KAYE: All right. Susan Candiotti, if you have any information on that hearing that should be getting under way there in about seven minutes or so, please do keep us posted. Appreciate it. Thank you.
CANDIOTTI: We will. Thank you.
KAYE: Up next, the cell phone industry has shot it down, and so has the government. But you'll want to hear what our chief medical correspondent, Dr. Sanjay Gupta, found out. And earthquakes, tornadoes, floods. Is the world ending? Some say tomorrow may be the day.
Coming up, the one and only Pete Dominick talks to the believers.
KAYE: Cell phones, most of us use them. But are they really safe? Do they cause cancer?
The government and the cell phone industry say no. The fine print on cell phone packaging says maybe. But some leading scientists and doctors say we should be concerned, especially for our children.
Our chief medical correspondent Dr. Sanjay Gupta has been looking into this, and he joins me now.
I guess the key question on everybody's mind, how concerned should we really be?
DR. SANJAY GUPTA, CNN CHIEF MEDICAL CORRESPONDENT: Well, it's a good question. I think perhaps more concerned than the headlines would have you believe.
I think the Interphone study was this big study, 13 countries participated. And the headline was there's no association.
Now, what we found just by digging a little deeper, though, Randi, into this, was there was an appendix to this study, which, interestingly, you could only find online. But once you looked at that, here's what I thought was interesting.

STUDY MATERIAL:
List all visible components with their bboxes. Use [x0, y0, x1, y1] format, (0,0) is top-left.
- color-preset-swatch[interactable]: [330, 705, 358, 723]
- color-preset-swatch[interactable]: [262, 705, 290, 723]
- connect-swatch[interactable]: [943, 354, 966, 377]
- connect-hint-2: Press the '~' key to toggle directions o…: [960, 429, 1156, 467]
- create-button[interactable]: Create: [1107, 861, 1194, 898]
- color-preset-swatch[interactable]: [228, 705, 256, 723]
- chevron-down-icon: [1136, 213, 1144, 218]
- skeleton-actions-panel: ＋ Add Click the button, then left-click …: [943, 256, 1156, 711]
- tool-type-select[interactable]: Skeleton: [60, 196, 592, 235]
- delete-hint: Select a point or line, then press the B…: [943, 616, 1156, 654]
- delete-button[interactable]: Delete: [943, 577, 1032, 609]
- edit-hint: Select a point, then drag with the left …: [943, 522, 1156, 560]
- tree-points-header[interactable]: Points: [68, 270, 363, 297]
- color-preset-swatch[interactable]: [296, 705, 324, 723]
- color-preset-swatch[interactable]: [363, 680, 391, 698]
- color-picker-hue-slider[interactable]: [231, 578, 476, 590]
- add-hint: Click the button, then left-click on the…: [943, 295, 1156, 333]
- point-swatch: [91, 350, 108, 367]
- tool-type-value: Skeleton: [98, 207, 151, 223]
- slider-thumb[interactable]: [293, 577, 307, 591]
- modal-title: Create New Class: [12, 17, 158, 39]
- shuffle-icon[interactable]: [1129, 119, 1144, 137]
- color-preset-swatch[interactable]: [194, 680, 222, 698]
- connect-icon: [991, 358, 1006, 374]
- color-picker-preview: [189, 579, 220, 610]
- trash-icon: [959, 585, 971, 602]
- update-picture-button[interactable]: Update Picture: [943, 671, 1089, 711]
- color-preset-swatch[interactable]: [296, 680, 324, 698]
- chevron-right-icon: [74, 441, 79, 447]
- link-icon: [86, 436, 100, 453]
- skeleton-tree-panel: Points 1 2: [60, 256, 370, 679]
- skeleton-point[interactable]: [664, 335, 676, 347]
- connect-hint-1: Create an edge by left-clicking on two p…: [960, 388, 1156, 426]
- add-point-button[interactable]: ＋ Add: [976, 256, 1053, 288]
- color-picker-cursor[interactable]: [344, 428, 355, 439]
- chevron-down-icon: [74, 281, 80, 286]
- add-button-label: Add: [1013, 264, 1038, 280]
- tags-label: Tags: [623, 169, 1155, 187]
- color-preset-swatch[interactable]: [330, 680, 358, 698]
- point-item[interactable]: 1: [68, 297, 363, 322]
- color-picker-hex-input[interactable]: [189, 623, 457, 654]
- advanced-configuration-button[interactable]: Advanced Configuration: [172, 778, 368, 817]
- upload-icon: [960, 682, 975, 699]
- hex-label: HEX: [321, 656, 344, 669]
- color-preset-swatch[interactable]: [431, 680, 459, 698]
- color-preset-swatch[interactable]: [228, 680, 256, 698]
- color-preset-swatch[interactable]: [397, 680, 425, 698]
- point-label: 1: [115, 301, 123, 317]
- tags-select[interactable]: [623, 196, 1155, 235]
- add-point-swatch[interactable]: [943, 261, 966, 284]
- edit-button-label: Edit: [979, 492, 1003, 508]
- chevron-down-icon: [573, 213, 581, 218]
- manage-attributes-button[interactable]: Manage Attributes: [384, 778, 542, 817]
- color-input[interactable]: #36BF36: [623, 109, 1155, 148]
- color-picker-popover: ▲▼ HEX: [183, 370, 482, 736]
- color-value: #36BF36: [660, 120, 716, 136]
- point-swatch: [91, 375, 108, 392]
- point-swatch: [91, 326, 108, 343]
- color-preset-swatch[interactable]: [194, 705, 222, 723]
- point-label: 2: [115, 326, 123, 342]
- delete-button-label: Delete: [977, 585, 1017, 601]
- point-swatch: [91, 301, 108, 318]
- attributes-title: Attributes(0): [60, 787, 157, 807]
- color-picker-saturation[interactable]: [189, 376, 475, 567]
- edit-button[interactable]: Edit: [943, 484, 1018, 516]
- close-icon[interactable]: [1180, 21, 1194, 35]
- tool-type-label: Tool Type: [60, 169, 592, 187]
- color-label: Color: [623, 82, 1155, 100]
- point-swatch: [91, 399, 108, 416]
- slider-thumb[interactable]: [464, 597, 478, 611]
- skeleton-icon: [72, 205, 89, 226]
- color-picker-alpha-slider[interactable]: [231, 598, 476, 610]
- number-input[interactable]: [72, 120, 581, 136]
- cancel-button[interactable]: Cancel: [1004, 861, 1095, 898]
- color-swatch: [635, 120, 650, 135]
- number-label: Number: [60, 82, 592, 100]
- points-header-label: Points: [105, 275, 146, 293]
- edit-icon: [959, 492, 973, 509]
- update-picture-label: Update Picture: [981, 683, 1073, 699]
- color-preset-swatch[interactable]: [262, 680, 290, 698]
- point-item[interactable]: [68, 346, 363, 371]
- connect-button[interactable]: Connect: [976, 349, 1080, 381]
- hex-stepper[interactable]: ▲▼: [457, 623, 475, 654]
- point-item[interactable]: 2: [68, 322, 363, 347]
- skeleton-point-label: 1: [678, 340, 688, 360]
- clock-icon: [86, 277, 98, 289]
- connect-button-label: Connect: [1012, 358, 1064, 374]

REQUIRED ACTIONS:
1) Repeat, word for word, everything in the cell phone transcript from "KAYE: All right." down to "to the believers.".
2) Answer these questions from the cell phone transcript:
(a) In about how many minutes is the hearing mentioned to Susan Candiotti expected to get under way?
(b) Whom does Pete Dominick talk to?
(c) How many countries participated in the Interphone study?
3) Go on with the cell phone transcript from the point where it stops.

ANSWERS FOR THE EXERCISE:
1)
KAYE: All right. Susan Candiotti, if you have any information on that hearing that should be getting under way there in about seven minutes or so, please do keep us posted. Appreciate it. Thank you.
CANDIOTTI: We will. Thank you.
KAYE: Up next, the cell phone industry has shot it down, and so has the government. But you'll want to hear what our chief medical correspondent, Dr. Sanjay Gupta, found out. And earthquakes, tornadoes, floods. Is the world ending? Some say tomorrow may be the day.
Coming up, the one and only Pete Dominick talks to the believers.

2)
(a) About seven minutes.
(b) The believers.
(c) 13 countries.

3)
In the people who used their cell phones for at least 10 years, then you started to see nearly a doubling in the rate of glioma, which is a type of brain tumor. So, this sort of begs the question, you know, if people are using their cell phones longer and longer, and there's what is known as a latency period, and it takes a while for a tumor to develop, might this be a problem a decade from now, two decades from now, and so forth?
In this country, it's hard to believe, because we're so used to using cell phones, but, really, they've only become popular over the last 15 years. In '96, there was about 30 million cell phones in this country. Now there's 300 million. It's gone up 10 times in 15 years.
The question is, what is all that doing to the brain in the longer term? And again, as you point out, people are starting to beat the drum on this. Loud and prominent voices on this.
KAYE: Right. Well, meanwhile, though, the FCC is pretty clear in saying that they're OK, there's nothing to worry about. But I'm curious, how is this tested?
GUPTA: Yes. This surprised me. And we got some pretty unusual access to a testing facility.
So when you have a cell phone, it says it can't emit more than a certain amount of radiation. How do they do this?
GUPTA: Well, you're actually looking at it here. And I'll tell you, it was decidedly low-tech.
That's actually a model of the brain. And they actually create this liquid brain inside by using salt, sugar and water. And then they literally, in this case, they took my phone, hooked it up next to this sort of model, and they tested for radiation throughout the brain.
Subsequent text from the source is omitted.